_GOAL_.
All the data must come back unchanged, except that pictures are left out.

_RECORDS_.
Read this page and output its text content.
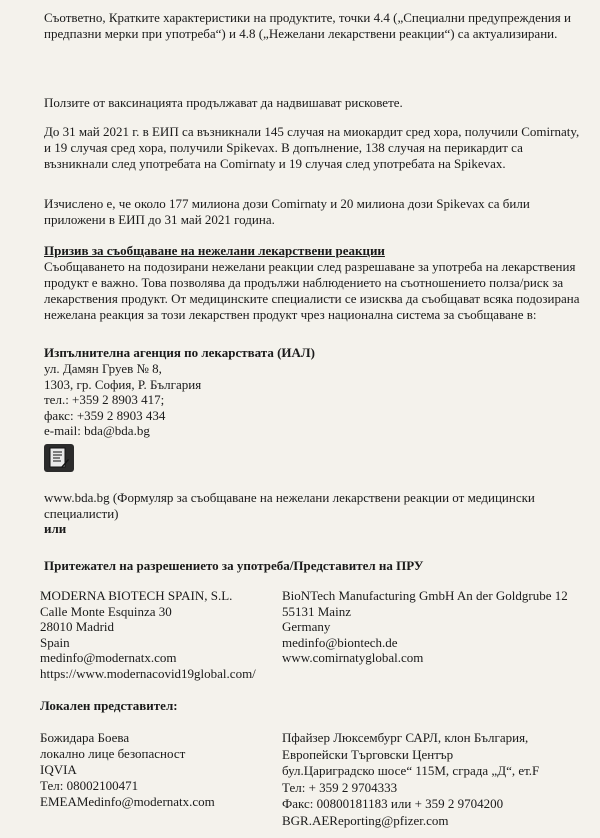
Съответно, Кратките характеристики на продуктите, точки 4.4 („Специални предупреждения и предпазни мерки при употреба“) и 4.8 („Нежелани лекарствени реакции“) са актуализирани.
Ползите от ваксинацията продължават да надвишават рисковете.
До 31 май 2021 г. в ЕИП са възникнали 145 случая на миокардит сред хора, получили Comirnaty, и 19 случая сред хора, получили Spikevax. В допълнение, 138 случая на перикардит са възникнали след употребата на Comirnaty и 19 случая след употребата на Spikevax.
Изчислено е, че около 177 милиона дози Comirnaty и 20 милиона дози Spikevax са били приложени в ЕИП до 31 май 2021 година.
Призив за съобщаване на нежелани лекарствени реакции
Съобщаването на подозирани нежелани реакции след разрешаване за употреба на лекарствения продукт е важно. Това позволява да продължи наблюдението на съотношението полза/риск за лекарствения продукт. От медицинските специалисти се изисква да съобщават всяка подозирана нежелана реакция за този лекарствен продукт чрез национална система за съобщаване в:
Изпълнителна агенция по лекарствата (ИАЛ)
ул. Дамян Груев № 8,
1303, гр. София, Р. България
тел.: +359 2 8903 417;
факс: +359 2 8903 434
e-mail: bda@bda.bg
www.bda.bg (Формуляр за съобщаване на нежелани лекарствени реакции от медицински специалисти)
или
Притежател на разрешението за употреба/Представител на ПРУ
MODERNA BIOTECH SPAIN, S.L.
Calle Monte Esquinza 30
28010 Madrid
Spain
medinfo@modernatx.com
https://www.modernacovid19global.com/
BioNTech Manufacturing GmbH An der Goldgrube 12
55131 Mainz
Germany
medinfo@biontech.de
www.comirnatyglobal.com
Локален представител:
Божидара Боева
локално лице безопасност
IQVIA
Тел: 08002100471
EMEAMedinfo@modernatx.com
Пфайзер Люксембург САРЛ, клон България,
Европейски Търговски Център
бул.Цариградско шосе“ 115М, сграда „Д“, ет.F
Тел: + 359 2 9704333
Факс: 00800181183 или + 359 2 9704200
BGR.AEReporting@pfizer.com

_TASK RESPONSE_.
Read this page and output its text content.
Съответно, Кратките характеристики на продуктите, точки 4.4 („Специални предупреждения и предпазни мерки при употреба“) и 4.8 („Нежелани лекарствени реакции“) са актуализирани.
Ползите от ваксинацията продължават да надвишават рисковете.
До 31 май 2021 г. в ЕИП са възникнали 145 случая на миокардит сред хора, получили Comirnaty, и 19 случая сред хора, получили Spikevax. В допълнение, 138 случая на перикардит са възникнали след употребата на Comirnaty и 19 случая след употребата на Spikevax.
Изчислено е, че около 177 милиона дози Comirnaty и 20 милиона дози Spikevax са били приложени в ЕИП до 31 май 2021 година.
Призив за съобщаване на нежелани лекарствени реакции
Съобщаването на подозирани нежелани реакции след разрешаване за употреба на лекарствения продукт е важно. Това позволява да продължи наблюдението на съотношението полза/риск за лекарствения продукт. От медицинските специалисти се изисква да съобщават всяка подозирана нежелана реакция за този лекарствен продукт чрез национална система за съобщаване в:
Изпълнителна агенция по лекарствата (ИАЛ)
ул. Дамян Груев № 8,
1303, гр. София, Р. България
тел.: +359 2 8903 417;
факс: +359 2 8903 434
e-mail: bda@bda.bg
www.bda.bg (Формуляр за съобщаване на нежелани лекарствени реакции от медицински специалисти)
или
Притежател на разрешението за употреба/Представител на ПРУ
MODERNA BIOTECH SPAIN, S.L.
Calle Monte Esquinza 30
28010 Madrid
Spain
medinfo@modernatx.com
https://www.modernacovid19global.com/
BioNTech Manufacturing GmbH An der Goldgrube 12
55131 Mainz
Germany
medinfo@biontech.de
www.comirnatyglobal.com
Локален представител:
Божидара Боева
локално лице безопасност
IQVIA
Тел: 08002100471
EMEAMedinfo@modernatx.com
Пфайзер Люксембург САРЛ, клон България,
Европейски Търговски Център
бул.Цариградско шосе“ 115М, сграда „Д“, ет.F
Тел: + 359 2 9704333
Факс: 00800181183 или + 359 2 9704200
BGR.AEReporting@pfizer.com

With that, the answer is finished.